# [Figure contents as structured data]
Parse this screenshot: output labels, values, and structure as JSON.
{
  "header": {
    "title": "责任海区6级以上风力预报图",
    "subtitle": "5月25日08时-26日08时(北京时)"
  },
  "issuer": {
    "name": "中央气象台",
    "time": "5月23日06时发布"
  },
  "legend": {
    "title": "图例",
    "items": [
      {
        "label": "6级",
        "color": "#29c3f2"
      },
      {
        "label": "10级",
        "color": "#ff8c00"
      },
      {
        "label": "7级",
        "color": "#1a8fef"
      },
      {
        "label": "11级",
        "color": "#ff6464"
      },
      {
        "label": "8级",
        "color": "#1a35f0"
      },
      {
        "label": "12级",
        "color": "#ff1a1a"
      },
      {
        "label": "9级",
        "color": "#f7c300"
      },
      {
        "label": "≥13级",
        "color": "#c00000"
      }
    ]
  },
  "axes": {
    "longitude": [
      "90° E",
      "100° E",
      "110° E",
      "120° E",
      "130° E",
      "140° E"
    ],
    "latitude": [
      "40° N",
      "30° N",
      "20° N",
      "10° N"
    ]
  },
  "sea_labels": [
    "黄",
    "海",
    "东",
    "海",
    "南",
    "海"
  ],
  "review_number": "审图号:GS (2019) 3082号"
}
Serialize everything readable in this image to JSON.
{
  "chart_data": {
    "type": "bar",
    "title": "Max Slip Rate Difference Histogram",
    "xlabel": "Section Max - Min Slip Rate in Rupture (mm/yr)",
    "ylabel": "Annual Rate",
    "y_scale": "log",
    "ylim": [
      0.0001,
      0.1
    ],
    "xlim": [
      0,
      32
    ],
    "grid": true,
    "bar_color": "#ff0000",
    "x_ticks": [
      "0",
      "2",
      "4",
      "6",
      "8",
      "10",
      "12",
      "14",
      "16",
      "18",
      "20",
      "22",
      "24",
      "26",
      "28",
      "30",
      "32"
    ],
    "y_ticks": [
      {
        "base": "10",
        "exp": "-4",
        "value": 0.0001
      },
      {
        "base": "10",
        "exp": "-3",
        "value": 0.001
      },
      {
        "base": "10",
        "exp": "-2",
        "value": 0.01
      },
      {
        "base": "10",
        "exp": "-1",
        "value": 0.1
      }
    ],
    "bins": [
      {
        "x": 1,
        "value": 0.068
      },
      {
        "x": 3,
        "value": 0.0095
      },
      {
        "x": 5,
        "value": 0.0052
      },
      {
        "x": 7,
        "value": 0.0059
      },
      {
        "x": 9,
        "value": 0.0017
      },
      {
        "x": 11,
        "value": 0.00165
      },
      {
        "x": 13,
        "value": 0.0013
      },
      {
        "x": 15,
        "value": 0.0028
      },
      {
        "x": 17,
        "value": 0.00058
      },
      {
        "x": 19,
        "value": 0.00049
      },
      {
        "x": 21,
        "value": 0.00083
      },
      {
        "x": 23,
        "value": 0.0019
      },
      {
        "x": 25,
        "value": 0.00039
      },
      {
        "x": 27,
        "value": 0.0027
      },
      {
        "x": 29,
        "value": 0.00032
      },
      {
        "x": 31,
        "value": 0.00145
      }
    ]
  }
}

# [STATED PROBLEM]
Report how many lines hold the string "Rate", giving the number and nothing else.

# [ANSWER TO THIS PROBLEM]
3